[Material shown]

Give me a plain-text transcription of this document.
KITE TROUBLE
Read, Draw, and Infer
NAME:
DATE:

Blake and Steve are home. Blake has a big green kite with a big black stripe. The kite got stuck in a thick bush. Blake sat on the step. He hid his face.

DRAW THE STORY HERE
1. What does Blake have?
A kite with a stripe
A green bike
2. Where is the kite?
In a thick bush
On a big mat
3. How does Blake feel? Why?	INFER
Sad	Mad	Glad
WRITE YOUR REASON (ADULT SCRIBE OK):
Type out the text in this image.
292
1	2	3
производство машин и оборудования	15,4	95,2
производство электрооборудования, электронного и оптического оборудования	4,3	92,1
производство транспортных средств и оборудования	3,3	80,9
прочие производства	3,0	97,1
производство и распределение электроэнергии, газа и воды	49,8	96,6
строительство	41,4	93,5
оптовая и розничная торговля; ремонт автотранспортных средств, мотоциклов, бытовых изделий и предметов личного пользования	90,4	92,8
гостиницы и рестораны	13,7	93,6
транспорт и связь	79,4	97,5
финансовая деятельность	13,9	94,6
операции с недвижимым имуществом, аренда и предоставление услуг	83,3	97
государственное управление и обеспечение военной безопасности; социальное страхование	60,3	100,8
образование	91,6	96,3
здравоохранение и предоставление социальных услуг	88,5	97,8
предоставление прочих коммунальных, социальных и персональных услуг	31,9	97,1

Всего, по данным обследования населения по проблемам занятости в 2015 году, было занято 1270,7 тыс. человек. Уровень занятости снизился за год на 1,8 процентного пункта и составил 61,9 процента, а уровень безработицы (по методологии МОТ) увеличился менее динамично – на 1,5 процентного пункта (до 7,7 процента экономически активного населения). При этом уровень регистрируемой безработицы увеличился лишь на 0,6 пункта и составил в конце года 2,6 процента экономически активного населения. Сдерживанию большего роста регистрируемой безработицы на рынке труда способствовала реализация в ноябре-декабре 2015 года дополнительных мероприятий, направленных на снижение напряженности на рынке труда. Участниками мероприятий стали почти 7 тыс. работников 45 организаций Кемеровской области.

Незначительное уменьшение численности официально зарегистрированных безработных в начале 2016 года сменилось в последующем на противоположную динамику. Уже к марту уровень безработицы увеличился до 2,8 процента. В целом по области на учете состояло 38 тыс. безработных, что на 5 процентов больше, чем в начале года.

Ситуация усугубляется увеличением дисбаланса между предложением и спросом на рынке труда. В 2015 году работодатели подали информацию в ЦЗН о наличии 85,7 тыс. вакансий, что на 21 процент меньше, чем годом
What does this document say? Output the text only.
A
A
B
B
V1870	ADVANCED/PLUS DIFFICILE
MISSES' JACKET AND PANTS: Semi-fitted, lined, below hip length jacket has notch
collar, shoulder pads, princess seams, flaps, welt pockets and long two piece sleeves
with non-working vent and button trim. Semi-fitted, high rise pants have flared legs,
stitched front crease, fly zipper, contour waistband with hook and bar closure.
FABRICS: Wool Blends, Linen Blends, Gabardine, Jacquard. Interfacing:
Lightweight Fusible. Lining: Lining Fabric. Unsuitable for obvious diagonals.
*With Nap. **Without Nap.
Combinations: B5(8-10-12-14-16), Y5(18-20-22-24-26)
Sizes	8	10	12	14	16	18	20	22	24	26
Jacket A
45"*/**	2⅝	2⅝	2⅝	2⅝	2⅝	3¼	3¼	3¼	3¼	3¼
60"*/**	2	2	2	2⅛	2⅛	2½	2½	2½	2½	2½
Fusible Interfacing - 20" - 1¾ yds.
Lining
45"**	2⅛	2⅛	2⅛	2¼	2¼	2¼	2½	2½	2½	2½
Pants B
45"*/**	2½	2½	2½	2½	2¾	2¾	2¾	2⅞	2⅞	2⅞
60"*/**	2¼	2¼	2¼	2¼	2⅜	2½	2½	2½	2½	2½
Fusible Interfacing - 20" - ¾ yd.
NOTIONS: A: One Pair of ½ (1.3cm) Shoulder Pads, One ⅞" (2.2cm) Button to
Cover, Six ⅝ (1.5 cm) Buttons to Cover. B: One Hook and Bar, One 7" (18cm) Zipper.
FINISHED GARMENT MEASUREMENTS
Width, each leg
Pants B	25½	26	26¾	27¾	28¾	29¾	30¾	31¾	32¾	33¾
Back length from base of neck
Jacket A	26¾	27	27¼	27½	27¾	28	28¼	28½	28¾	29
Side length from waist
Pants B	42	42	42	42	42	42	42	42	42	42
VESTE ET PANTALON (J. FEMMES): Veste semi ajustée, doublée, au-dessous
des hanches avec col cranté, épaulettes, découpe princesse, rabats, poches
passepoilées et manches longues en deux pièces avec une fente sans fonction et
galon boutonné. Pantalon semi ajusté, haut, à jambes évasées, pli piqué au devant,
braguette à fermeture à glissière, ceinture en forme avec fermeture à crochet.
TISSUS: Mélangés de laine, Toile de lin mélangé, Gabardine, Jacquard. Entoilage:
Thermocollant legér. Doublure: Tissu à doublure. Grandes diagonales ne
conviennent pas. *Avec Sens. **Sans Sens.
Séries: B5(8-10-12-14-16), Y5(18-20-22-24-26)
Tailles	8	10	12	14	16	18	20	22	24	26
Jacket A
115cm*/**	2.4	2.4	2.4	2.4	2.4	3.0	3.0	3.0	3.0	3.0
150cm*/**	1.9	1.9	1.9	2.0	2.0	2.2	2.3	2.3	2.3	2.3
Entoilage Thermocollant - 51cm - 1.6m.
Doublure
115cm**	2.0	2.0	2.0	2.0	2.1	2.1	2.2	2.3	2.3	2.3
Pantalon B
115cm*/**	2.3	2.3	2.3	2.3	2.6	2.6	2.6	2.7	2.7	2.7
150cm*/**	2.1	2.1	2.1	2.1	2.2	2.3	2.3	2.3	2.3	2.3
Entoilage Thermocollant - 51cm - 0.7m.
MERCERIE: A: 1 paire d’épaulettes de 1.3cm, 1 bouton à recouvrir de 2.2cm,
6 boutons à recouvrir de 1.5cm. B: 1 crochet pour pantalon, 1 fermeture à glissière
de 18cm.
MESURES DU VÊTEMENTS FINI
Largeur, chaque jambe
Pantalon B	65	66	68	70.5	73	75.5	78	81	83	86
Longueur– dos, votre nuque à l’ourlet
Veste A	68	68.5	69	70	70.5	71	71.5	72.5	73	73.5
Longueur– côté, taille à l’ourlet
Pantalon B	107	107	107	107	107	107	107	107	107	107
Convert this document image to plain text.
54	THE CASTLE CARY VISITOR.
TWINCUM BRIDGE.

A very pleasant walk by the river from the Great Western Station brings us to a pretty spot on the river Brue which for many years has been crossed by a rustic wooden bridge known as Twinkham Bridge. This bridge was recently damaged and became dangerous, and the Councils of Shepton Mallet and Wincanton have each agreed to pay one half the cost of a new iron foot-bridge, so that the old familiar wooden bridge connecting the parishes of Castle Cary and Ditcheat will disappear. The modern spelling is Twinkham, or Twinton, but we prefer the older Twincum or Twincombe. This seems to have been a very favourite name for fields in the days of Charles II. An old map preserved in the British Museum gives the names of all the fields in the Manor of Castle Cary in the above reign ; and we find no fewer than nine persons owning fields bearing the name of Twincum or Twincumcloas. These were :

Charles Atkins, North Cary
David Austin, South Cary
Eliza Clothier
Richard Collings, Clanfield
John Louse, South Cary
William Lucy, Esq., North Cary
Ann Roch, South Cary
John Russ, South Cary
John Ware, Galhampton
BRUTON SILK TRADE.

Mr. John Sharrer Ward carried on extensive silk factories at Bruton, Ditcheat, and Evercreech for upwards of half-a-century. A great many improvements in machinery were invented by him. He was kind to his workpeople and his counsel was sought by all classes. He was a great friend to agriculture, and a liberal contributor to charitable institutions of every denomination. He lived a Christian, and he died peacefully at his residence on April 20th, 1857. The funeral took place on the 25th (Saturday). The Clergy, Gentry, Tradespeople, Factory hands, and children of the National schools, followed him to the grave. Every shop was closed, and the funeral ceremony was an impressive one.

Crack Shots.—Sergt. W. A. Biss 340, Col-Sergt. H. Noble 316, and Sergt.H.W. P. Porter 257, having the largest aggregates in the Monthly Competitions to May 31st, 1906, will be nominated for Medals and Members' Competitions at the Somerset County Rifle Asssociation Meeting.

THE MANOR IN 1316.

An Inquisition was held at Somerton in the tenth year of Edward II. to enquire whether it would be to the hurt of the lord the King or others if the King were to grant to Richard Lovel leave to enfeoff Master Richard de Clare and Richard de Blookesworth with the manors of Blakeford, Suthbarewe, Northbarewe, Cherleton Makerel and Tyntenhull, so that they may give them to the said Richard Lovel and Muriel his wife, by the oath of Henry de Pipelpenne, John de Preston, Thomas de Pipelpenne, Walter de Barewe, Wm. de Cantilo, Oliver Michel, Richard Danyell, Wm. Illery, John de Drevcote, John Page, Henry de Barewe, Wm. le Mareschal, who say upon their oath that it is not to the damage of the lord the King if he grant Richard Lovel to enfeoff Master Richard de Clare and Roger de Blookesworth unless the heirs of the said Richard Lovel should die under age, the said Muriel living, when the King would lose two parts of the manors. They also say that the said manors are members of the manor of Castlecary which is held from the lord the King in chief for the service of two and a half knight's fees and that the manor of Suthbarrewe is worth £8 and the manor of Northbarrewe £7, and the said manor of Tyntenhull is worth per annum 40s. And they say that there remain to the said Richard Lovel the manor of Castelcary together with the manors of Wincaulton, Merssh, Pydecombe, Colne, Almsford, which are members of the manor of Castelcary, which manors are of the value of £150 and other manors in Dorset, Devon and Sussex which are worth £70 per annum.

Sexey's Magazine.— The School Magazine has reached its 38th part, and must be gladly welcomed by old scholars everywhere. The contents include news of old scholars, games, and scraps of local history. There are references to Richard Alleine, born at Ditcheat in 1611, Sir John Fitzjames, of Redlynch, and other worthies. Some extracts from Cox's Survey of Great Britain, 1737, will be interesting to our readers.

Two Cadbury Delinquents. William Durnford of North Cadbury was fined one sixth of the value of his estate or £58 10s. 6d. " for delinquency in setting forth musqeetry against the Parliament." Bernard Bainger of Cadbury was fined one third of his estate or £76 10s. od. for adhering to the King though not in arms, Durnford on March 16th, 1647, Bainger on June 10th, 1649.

[Description of the task]
Gather up, from the records above, each line where the word "услуг" appears.

[Exercise answer]
операции с недвижимым имуществом, аренда и предоставление услуг	83,3	97
здравоохранение и предоставление социальных услуг	88,5	97,8
предоставление прочих коммунальных, социальных и персональных услуг	31,9	97,1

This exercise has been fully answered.